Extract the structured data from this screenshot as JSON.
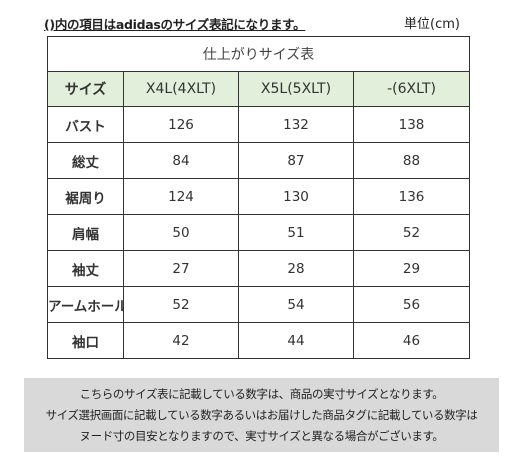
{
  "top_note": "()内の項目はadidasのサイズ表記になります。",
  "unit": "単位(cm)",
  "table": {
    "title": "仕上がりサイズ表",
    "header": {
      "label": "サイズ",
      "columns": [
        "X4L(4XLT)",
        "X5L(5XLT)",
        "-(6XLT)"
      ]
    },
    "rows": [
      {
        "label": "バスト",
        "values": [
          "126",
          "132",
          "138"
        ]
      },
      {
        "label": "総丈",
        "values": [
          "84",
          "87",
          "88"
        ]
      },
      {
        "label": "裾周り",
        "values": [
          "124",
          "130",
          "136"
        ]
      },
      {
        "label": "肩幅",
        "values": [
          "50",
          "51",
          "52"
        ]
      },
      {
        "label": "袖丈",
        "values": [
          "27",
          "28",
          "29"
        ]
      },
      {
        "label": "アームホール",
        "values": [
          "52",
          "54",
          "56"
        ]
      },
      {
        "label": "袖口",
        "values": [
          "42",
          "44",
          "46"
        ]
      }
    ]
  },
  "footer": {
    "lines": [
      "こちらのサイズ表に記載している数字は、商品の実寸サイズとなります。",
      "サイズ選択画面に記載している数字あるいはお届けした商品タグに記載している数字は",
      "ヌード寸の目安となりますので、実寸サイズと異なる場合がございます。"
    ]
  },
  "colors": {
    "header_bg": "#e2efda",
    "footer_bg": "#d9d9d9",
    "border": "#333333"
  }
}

□ □ □

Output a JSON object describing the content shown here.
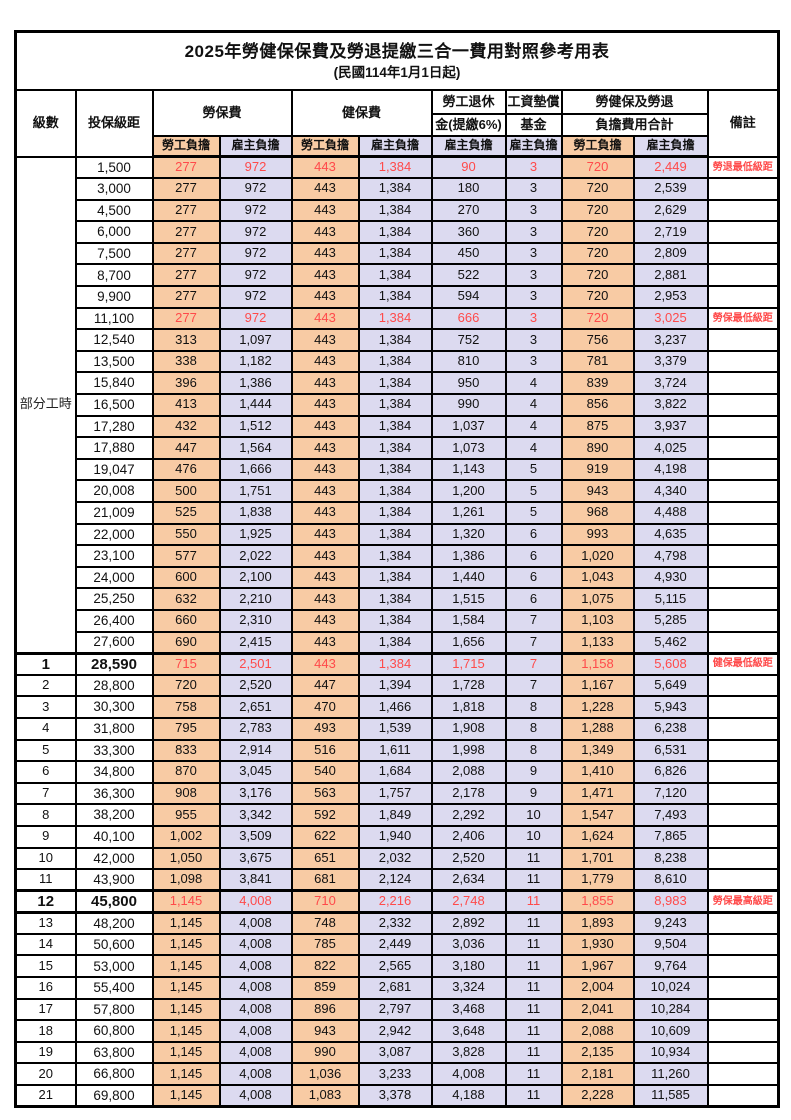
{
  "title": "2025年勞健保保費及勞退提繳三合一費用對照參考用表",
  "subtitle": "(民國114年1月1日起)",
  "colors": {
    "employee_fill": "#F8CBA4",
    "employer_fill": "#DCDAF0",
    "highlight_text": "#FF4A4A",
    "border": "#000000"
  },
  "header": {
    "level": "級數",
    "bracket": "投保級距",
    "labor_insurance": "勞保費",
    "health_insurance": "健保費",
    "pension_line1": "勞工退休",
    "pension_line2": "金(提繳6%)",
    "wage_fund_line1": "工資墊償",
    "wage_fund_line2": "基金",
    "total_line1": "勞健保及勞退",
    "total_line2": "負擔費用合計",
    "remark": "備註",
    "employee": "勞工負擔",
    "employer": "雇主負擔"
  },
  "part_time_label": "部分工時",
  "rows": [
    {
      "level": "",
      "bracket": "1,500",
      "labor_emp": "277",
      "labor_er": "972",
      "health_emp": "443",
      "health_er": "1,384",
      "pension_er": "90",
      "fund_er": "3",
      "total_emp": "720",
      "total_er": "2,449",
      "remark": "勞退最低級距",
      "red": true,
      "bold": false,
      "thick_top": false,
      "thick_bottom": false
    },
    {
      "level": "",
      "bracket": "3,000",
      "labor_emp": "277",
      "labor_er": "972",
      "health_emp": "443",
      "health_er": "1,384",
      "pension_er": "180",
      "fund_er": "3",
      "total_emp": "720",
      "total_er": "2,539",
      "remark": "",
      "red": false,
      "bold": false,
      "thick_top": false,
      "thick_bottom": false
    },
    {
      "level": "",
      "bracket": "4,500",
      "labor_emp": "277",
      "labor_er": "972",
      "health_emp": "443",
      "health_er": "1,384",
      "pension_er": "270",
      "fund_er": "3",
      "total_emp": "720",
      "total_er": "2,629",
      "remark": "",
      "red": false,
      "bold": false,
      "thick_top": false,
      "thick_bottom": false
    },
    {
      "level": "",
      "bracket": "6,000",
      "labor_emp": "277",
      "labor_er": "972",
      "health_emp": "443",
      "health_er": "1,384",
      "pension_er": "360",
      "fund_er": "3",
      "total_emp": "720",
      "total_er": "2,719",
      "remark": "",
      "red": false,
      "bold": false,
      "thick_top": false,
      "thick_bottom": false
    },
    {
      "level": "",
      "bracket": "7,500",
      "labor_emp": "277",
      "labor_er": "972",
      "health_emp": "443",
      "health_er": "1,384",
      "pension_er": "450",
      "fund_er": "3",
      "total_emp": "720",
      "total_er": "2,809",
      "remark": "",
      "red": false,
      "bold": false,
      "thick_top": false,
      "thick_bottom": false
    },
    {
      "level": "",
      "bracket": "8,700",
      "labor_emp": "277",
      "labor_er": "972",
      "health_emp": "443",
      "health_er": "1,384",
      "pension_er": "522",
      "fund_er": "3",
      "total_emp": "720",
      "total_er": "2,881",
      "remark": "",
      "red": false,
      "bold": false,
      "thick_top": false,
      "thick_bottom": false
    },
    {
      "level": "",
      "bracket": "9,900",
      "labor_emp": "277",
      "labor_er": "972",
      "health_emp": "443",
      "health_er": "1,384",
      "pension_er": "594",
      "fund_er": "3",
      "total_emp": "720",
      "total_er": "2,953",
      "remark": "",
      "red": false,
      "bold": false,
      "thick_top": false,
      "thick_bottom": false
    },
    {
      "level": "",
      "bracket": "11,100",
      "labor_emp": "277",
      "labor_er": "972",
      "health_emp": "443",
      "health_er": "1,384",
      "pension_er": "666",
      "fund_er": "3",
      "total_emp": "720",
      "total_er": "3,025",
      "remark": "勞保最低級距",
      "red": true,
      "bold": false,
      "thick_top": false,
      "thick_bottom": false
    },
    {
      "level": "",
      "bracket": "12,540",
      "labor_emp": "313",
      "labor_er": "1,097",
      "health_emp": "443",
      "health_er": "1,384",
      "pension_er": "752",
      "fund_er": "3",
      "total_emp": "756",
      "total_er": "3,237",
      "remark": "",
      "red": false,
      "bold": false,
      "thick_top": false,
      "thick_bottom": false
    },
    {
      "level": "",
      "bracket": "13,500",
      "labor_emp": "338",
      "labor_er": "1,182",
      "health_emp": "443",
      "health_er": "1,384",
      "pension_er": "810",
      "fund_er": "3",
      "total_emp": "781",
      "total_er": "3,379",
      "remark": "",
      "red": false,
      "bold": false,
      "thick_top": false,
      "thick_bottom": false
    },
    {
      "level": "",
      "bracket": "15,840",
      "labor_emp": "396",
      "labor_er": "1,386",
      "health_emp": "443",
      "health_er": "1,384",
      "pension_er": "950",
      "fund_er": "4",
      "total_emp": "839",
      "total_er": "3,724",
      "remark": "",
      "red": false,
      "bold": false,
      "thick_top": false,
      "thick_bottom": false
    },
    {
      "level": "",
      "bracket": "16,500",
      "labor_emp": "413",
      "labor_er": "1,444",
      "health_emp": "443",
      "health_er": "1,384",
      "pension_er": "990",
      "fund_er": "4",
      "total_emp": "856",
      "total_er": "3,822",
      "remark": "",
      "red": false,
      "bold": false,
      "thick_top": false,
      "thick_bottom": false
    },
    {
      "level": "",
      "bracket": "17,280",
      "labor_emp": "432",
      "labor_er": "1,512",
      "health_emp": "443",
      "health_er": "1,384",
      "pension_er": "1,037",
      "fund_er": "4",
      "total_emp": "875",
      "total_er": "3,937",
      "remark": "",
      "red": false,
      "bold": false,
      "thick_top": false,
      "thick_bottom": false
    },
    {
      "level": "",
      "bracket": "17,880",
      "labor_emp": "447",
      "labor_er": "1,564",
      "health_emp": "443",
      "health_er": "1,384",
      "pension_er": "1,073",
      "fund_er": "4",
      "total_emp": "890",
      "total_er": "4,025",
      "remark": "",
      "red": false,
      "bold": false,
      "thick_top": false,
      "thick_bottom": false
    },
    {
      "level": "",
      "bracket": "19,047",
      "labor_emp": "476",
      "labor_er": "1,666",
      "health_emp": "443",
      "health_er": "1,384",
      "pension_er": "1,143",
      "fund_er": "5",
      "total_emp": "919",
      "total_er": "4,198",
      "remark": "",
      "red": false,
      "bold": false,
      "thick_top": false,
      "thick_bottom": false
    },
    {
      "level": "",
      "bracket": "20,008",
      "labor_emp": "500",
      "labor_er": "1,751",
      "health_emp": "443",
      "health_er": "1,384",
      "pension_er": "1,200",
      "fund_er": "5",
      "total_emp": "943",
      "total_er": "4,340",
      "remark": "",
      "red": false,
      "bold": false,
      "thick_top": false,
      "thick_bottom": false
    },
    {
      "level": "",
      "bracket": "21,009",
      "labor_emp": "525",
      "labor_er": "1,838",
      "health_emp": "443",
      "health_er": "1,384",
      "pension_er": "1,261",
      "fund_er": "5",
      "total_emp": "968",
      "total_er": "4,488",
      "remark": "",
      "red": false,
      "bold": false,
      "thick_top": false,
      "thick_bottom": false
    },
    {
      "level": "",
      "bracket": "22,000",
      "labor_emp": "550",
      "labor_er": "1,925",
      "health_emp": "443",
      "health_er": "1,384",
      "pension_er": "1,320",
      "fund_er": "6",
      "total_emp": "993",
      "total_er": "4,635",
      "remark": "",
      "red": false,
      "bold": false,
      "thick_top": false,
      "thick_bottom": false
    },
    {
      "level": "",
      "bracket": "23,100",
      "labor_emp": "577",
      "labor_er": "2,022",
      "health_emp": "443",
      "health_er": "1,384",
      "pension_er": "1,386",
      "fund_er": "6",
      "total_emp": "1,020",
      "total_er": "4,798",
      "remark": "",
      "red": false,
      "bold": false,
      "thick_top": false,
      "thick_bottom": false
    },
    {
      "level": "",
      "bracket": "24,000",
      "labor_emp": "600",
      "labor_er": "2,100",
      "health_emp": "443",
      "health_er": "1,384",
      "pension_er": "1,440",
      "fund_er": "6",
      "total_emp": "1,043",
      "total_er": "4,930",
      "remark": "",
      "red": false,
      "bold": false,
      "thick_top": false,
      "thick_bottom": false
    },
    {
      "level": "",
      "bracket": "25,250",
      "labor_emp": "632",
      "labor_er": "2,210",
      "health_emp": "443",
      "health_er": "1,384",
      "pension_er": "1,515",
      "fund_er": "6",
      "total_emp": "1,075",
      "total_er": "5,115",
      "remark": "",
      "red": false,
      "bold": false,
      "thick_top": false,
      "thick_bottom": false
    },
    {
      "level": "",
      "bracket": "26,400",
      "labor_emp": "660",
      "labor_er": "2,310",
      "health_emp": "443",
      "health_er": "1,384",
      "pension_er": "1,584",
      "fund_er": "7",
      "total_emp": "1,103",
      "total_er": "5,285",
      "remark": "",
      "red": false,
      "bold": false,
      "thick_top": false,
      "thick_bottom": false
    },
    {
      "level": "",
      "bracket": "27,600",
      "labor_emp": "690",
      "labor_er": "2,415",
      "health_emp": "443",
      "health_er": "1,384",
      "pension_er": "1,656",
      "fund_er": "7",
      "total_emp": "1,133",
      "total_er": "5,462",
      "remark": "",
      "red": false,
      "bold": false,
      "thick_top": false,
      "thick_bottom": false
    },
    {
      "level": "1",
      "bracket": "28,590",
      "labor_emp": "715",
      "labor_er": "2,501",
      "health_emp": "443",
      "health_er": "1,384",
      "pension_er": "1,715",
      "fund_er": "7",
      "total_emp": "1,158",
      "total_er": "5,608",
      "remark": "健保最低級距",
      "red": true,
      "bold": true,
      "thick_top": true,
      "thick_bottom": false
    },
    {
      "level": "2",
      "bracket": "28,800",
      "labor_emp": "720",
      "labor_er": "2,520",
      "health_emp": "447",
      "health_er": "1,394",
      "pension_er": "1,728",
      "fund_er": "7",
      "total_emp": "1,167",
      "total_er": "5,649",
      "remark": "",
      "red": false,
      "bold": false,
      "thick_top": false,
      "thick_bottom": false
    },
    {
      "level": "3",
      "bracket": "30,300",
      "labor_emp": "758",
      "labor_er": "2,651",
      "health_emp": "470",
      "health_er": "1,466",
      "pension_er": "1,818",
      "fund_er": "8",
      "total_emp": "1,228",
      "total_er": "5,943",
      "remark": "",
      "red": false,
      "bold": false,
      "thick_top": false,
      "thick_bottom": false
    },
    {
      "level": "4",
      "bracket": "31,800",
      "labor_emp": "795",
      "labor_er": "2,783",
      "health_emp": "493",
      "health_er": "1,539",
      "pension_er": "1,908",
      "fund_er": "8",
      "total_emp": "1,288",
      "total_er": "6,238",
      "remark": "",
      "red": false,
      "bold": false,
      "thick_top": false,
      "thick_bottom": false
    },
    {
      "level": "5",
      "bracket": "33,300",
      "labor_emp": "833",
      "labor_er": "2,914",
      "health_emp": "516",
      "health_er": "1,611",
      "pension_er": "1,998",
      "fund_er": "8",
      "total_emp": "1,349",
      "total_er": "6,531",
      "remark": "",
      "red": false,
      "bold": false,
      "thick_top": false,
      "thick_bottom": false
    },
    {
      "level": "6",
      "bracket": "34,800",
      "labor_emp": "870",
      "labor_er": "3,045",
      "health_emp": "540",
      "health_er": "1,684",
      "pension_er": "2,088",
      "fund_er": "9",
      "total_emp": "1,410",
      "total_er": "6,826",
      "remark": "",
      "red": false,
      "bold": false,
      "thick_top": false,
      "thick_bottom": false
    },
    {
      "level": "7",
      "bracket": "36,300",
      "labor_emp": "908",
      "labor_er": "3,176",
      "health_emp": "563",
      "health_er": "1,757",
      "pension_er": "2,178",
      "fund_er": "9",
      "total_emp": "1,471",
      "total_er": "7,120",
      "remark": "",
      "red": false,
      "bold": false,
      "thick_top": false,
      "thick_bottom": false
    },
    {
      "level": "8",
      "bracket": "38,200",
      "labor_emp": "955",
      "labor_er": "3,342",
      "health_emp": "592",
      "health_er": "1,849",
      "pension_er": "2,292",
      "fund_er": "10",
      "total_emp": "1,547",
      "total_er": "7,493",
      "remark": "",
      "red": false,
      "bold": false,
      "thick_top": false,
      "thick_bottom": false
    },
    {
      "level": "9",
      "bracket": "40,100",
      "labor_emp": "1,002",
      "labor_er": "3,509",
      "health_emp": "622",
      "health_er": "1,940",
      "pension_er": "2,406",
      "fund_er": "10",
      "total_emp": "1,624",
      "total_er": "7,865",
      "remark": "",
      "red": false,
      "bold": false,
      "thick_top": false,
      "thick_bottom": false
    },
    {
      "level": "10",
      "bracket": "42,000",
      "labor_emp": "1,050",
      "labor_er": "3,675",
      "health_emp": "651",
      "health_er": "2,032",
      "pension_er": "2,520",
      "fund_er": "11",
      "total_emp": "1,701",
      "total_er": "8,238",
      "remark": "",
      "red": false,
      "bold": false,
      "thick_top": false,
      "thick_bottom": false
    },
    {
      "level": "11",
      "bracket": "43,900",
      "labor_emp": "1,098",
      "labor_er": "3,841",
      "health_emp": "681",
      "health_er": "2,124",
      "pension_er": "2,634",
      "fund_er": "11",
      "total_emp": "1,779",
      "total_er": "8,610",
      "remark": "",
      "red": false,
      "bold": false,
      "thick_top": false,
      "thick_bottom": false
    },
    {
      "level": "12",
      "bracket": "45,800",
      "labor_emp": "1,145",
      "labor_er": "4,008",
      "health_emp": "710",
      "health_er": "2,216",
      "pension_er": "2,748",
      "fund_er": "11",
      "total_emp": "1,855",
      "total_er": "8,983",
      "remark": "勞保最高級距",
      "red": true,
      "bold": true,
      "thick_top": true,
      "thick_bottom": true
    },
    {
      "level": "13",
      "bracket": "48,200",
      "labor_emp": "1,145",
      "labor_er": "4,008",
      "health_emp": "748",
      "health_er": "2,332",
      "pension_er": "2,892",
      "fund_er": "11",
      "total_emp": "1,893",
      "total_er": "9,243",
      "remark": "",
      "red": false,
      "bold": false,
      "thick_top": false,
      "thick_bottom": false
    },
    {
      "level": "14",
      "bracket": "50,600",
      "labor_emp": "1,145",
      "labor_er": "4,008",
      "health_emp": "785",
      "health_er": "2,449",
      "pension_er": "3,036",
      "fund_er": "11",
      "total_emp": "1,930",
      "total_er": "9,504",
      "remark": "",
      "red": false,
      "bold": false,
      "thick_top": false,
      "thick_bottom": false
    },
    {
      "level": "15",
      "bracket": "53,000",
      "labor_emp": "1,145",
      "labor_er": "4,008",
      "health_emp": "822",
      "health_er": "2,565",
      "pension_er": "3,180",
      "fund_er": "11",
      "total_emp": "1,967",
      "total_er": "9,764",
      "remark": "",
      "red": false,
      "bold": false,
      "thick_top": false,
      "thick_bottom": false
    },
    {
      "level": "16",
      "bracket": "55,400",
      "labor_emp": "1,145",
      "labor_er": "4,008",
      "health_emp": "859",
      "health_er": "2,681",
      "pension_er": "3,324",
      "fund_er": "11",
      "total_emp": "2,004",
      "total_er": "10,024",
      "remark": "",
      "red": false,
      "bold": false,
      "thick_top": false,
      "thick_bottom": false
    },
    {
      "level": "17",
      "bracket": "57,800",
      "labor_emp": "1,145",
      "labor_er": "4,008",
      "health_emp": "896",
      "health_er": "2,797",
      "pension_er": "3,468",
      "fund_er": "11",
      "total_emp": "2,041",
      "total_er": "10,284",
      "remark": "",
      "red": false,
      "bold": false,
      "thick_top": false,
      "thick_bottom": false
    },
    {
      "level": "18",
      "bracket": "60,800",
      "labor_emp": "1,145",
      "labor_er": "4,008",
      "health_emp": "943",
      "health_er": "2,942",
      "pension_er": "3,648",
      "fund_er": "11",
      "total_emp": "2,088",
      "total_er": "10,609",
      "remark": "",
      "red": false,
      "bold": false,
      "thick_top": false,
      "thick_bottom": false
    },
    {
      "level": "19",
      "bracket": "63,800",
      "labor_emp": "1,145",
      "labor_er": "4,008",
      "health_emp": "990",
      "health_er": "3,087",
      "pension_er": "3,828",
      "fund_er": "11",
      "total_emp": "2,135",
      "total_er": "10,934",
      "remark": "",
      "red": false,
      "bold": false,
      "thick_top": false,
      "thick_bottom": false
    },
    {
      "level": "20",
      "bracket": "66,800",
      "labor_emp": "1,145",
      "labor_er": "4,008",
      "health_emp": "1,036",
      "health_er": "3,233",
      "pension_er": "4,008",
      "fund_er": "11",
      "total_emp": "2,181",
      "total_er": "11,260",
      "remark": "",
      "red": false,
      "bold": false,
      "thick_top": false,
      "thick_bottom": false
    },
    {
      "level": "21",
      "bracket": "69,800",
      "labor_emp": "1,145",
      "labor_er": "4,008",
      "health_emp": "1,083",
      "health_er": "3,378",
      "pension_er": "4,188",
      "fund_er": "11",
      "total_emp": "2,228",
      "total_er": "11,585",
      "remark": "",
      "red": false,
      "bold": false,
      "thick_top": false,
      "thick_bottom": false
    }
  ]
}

□ □ □

=== SET EXERCISE ===
Take each line of the material that contains the word "JSON" and list it.

=== TASK OUTPUT ===
Extract the structured data from this screenshot as JSON.
Output a JSON object describing the content shown here.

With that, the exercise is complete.